Stored data entries.
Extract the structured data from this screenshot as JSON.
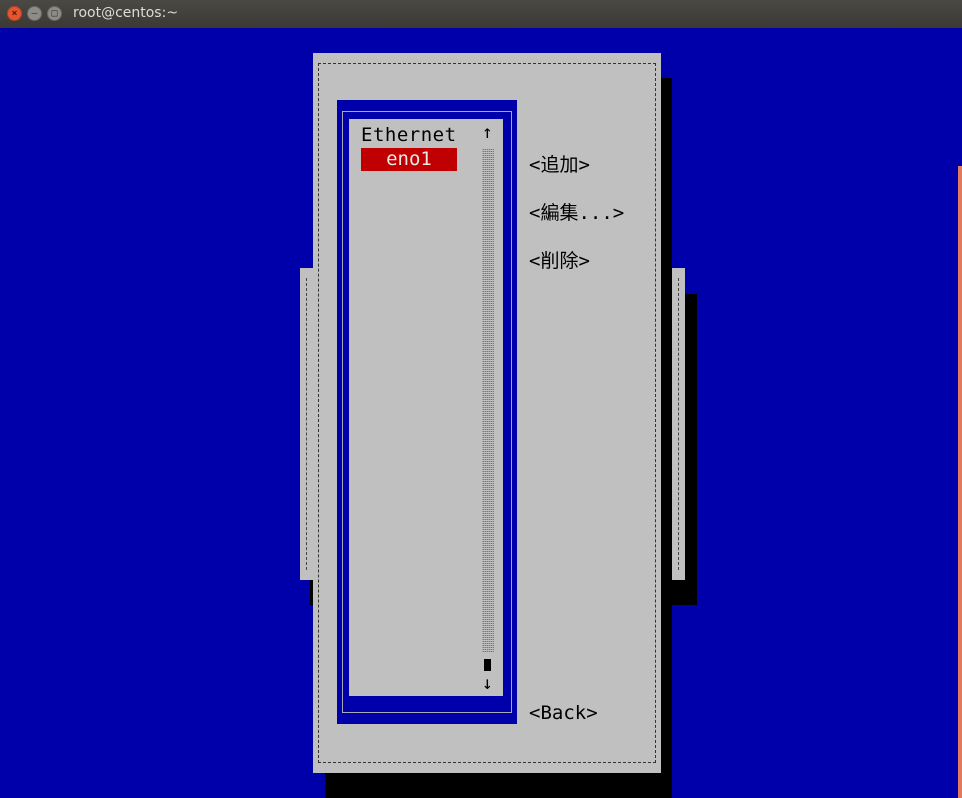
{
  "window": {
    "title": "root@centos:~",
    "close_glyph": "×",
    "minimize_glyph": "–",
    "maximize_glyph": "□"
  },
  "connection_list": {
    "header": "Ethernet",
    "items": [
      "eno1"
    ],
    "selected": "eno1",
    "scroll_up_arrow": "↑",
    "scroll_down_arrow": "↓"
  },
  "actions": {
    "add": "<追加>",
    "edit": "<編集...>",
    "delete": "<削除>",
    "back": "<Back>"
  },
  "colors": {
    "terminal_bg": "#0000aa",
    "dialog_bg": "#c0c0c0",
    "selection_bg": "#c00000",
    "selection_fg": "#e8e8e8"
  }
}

Task directions. Repeat the material verbatim. Do not carry over any picture.

Response below.
Extract the structured data from this screenshot as JSON.
{
  "window": {
    "title": "root@centos:~",
    "close_glyph": "×",
    "minimize_glyph": "–",
    "maximize_glyph": "□"
  },
  "connection_list": {
    "header": "Ethernet",
    "items": [
      "eno1"
    ],
    "selected": "eno1",
    "scroll_up_arrow": "↑",
    "scroll_down_arrow": "↓"
  },
  "actions": {
    "add": "<追加>",
    "edit": "<編集...>",
    "delete": "<削除>",
    "back": "<Back>"
  },
  "colors": {
    "terminal_bg": "#0000aa",
    "dialog_bg": "#c0c0c0",
    "selection_bg": "#c00000",
    "selection_fg": "#e8e8e8"
  }
}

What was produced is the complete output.